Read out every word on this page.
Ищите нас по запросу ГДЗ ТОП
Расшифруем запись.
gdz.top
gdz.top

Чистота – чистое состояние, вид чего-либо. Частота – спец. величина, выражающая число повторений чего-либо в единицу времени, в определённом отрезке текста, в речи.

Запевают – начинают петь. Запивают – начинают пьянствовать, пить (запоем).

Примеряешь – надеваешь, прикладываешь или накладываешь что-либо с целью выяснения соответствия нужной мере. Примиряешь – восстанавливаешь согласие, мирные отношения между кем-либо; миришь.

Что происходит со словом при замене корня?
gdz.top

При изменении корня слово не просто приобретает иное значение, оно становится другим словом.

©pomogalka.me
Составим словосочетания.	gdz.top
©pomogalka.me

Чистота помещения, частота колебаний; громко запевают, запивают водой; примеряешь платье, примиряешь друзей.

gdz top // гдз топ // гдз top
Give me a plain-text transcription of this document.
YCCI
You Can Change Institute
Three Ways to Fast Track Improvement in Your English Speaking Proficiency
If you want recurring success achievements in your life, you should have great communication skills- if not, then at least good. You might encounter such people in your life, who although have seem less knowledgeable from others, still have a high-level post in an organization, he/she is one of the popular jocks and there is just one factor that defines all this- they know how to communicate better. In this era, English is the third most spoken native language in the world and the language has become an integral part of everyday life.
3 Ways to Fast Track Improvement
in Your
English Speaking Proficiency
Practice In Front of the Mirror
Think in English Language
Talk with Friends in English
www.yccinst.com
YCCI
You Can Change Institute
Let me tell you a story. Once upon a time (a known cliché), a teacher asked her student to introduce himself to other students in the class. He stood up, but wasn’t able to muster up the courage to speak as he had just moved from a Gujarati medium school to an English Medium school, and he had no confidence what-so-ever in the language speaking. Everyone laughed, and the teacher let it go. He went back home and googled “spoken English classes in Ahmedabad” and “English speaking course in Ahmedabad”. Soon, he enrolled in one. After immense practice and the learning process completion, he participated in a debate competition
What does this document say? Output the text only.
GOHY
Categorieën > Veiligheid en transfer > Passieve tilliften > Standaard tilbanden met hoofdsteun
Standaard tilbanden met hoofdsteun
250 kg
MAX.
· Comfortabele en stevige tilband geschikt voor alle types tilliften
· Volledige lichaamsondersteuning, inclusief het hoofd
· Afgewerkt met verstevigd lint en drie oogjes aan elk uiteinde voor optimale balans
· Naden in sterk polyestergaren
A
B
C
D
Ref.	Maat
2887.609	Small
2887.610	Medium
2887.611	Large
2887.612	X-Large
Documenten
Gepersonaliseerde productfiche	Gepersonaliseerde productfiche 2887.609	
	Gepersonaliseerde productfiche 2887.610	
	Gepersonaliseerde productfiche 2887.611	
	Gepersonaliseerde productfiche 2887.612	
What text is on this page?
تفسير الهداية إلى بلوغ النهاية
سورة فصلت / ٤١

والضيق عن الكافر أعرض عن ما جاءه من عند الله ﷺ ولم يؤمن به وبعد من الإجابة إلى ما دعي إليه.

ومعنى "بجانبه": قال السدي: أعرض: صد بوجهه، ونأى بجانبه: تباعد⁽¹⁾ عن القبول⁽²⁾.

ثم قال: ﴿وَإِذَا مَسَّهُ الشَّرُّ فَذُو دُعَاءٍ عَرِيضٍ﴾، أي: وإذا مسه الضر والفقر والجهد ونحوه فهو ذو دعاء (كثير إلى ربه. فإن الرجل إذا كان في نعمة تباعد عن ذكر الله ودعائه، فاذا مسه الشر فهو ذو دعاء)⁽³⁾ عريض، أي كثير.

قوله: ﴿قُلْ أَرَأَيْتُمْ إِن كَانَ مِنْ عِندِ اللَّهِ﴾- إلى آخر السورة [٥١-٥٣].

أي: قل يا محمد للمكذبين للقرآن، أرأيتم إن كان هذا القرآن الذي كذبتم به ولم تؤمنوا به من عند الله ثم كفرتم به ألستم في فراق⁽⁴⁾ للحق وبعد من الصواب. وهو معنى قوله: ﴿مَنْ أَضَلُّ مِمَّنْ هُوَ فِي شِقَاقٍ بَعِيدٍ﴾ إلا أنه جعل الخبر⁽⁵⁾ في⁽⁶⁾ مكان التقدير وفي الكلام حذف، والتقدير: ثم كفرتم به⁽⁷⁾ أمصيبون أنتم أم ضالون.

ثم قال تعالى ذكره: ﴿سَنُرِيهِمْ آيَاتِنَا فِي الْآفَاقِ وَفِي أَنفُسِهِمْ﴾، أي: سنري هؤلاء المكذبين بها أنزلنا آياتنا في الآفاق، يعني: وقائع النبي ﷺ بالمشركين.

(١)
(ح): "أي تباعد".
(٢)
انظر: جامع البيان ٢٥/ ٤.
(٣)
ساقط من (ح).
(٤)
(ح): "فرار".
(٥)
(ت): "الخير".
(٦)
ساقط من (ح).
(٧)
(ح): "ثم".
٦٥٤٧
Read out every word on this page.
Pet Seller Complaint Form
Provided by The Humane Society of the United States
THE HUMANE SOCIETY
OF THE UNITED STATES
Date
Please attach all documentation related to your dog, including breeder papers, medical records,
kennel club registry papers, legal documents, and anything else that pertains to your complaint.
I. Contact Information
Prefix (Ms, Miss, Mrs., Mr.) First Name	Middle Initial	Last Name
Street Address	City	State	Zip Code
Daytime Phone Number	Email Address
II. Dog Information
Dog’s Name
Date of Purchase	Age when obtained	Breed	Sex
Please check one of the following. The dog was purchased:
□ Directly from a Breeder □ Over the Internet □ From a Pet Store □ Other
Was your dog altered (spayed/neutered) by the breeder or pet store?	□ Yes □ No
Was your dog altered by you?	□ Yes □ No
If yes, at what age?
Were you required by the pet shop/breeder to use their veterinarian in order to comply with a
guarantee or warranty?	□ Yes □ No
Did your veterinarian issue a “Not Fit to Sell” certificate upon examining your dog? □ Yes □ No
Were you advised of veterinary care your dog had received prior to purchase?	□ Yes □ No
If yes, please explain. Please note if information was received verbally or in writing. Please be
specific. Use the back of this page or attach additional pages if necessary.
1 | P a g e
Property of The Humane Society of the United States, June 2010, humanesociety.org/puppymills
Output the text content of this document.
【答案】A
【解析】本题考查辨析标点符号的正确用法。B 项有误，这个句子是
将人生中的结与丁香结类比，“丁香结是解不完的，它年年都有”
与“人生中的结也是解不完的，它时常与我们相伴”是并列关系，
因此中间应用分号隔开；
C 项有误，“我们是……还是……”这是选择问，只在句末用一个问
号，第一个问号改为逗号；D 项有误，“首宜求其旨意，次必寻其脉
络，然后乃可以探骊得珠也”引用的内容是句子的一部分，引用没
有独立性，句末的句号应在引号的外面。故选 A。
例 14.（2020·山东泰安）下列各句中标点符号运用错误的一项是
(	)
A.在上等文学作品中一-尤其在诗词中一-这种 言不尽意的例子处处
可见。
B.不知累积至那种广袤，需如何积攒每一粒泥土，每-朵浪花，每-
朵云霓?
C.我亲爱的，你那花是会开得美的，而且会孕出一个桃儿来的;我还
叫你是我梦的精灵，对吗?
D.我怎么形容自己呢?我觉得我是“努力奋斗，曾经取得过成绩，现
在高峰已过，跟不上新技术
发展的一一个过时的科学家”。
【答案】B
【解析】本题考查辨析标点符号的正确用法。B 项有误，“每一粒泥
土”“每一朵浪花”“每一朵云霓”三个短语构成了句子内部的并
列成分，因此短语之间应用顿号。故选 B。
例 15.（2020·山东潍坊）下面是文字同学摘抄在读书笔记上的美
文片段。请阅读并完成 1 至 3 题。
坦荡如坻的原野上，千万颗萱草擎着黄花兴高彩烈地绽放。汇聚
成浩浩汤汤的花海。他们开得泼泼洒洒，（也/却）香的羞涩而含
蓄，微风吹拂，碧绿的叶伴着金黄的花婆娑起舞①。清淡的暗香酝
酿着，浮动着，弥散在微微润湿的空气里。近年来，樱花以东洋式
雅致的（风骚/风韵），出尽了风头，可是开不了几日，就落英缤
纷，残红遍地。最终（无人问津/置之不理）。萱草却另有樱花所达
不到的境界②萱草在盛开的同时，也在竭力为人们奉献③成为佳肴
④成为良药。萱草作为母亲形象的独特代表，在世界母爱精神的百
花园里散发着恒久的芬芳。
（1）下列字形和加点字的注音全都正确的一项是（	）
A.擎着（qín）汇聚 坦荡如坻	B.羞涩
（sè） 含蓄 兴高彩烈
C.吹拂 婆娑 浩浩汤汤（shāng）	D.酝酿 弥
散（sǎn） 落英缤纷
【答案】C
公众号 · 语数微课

### Description of the task
Exactly and only the lines from the one containing "Output the text content of this document." through the end of the material are to be reproduced, both ends included.

### Task result
Output the text content of this document.
【答案】A
【解析】本题考查辨析标点符号的正确用法。B 项有误，这个句子是
将人生中的结与丁香结类比，“丁香结是解不完的，它年年都有”
与“人生中的结也是解不完的，它时常与我们相伴”是并列关系，
因此中间应用分号隔开；
C 项有误，“我们是……还是……”这是选择问，只在句末用一个问
号，第一个问号改为逗号；D 项有误，“首宜求其旨意，次必寻其脉
络，然后乃可以探骊得珠也”引用的内容是句子的一部分，引用没
有独立性，句末的句号应在引号的外面。故选 A。
例 14.（2020·山东泰安）下列各句中标点符号运用错误的一项是
(	)
A.在上等文学作品中一-尤其在诗词中一-这种 言不尽意的例子处处
可见。
B.不知累积至那种广袤，需如何积攒每一粒泥土，每-朵浪花，每-
朵云霓?
C.我亲爱的，你那花是会开得美的，而且会孕出一个桃儿来的;我还
叫你是我梦的精灵，对吗?
D.我怎么形容自己呢?我觉得我是“努力奋斗，曾经取得过成绩，现
在高峰已过，跟不上新技术
发展的一一个过时的科学家”。
【答案】B
【解析】本题考查辨析标点符号的正确用法。B 项有误，“每一粒泥
土”“每一朵浪花”“每一朵云霓”三个短语构成了句子内部的并
列成分，因此短语之间应用顿号。故选 B。
例 15.（2020·山东潍坊）下面是文字同学摘抄在读书笔记上的美
文片段。请阅读并完成 1 至 3 题。
坦荡如坻的原野上，千万颗萱草擎着黄花兴高彩烈地绽放。汇聚
成浩浩汤汤的花海。他们开得泼泼洒洒，（也/却）香的羞涩而含
蓄，微风吹拂，碧绿的叶伴着金黄的花婆娑起舞①。清淡的暗香酝
酿着，浮动着，弥散在微微润湿的空气里。近年来，樱花以东洋式
雅致的（风骚/风韵），出尽了风头，可是开不了几日，就落英缤
纷，残红遍地。最终（无人问津/置之不理）。萱草却另有樱花所达
不到的境界②萱草在盛开的同时，也在竭力为人们奉献③成为佳肴
④成为良药。萱草作为母亲形象的独特代表，在世界母爱精神的百
花园里散发着恒久的芬芳。
（1）下列字形和加点字的注音全都正确的一项是（	）
A.擎着（qín）汇聚 坦荡如坻	B.羞涩
（sè） 含蓄 兴高彩烈
C.吹拂 婆娑 浩浩汤汤（shāng）	D.酝酿 弥
散（sǎn） 落英缤纷
【答案】C
公众号 · 语数微课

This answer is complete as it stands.